_STATED TASK_
Search the data for the word "Read" and copy every line that contains it.

-- Start EXTRACTED DATA --

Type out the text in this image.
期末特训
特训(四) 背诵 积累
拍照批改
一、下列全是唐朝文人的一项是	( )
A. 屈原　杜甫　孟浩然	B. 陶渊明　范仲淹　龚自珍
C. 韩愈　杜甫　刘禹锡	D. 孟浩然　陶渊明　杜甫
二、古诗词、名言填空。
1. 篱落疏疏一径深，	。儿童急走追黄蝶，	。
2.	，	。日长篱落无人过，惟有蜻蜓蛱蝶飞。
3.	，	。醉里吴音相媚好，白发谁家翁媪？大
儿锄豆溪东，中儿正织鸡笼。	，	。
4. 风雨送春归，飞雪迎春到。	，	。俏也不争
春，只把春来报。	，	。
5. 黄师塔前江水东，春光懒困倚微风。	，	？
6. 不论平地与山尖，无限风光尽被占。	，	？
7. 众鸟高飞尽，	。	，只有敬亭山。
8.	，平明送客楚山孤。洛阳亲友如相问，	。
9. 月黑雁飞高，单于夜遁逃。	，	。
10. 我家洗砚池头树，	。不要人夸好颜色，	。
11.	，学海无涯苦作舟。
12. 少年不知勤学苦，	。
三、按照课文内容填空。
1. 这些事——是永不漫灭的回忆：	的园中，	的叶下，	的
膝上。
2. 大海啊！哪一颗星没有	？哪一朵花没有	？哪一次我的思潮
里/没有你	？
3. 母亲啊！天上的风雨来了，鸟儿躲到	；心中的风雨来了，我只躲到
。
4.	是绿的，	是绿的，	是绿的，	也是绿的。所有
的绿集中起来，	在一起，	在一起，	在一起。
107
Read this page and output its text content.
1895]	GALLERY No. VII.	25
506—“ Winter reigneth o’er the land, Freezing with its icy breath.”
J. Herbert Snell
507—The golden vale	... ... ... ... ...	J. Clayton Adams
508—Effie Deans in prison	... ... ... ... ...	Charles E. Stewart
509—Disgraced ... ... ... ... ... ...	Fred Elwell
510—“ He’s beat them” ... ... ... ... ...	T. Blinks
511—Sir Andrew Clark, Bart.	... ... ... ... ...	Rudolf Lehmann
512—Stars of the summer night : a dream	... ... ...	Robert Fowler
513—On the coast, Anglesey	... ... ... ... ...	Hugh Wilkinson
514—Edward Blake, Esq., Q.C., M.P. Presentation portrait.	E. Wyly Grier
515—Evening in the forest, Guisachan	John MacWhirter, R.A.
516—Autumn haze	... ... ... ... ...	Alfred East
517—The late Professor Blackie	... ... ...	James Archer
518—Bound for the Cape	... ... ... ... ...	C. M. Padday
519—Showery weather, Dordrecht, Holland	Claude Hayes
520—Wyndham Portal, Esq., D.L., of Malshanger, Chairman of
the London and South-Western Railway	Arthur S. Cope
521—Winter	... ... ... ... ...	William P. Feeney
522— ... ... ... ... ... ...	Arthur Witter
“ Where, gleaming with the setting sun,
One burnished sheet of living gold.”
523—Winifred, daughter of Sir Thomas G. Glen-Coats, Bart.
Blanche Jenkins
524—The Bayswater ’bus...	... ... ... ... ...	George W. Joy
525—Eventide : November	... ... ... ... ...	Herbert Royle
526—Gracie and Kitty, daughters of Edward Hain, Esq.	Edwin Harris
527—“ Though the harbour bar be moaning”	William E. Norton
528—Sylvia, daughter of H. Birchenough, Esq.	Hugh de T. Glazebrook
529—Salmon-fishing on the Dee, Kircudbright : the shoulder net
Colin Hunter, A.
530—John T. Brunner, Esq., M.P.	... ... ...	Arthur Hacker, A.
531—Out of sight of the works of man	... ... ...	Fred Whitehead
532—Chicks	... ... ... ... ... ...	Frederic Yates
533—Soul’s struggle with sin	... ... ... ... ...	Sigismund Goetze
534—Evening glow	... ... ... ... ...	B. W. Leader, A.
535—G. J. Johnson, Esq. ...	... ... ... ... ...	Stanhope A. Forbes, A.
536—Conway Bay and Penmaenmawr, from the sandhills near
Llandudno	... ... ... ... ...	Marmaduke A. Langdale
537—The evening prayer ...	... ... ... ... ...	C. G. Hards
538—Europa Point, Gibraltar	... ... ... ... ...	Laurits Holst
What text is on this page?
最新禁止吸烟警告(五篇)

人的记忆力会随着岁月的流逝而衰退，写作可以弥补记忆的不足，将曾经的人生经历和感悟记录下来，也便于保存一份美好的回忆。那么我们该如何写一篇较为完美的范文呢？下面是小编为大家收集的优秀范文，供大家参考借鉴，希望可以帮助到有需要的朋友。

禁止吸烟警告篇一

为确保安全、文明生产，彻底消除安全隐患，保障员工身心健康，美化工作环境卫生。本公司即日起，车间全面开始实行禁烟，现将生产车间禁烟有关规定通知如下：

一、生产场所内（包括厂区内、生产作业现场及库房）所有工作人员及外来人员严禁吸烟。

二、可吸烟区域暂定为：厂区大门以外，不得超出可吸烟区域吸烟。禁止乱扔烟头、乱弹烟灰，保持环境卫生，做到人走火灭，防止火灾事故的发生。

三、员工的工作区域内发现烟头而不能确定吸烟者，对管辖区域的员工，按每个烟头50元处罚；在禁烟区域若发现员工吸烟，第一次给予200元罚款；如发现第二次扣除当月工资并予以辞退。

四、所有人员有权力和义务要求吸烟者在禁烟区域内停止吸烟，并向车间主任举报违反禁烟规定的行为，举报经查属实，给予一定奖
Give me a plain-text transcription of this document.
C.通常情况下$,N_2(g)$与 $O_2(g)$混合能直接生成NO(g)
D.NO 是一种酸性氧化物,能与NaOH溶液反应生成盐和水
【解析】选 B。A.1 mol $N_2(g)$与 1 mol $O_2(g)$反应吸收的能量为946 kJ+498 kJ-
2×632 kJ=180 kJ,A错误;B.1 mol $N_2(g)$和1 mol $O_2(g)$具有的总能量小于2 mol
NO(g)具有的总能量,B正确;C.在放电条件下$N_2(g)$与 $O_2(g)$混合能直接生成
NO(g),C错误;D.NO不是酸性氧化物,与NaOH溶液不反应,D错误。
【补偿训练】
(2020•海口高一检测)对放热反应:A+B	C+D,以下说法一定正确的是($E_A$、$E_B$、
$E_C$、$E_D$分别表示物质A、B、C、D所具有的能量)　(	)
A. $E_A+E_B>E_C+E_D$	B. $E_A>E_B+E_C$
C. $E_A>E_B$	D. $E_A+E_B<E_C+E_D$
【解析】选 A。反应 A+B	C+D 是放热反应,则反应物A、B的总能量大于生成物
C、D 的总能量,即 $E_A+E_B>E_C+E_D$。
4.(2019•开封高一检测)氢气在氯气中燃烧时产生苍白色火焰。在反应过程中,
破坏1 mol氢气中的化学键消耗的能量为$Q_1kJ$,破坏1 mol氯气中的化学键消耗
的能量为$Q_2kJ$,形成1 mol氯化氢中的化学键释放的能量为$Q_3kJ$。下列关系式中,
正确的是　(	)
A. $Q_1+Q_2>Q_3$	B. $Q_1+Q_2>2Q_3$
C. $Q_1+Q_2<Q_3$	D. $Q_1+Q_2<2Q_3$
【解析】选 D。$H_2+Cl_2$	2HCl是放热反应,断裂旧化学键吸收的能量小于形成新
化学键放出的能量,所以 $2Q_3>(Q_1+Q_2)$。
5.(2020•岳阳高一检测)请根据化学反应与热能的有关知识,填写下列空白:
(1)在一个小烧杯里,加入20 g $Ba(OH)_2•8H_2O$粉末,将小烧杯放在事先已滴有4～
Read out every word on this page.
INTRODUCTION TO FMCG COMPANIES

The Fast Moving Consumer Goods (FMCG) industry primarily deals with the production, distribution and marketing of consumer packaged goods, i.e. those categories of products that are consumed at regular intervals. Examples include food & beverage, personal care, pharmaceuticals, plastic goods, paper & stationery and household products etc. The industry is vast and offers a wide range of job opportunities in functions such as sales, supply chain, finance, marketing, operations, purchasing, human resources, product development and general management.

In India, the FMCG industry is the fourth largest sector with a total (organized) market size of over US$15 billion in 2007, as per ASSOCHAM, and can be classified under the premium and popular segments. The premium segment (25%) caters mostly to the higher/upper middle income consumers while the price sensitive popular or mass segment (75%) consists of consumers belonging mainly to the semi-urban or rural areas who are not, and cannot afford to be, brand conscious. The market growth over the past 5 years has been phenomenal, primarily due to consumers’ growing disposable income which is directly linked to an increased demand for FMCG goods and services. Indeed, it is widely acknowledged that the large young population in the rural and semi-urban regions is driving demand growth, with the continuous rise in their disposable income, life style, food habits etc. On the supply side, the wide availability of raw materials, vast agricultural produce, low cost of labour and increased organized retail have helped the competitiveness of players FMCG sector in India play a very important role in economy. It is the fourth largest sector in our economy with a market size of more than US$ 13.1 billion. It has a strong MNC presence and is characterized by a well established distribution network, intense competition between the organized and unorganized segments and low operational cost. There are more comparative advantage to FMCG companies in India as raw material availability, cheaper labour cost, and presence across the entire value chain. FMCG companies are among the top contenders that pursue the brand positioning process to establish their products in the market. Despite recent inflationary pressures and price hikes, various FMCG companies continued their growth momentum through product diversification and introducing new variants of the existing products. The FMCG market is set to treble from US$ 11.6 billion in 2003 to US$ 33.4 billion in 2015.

-- End EXTRACTED DATA --

_SOLUTION TO THIS PROBLEM_
Read this page and output its text content.
Read out every word on this page.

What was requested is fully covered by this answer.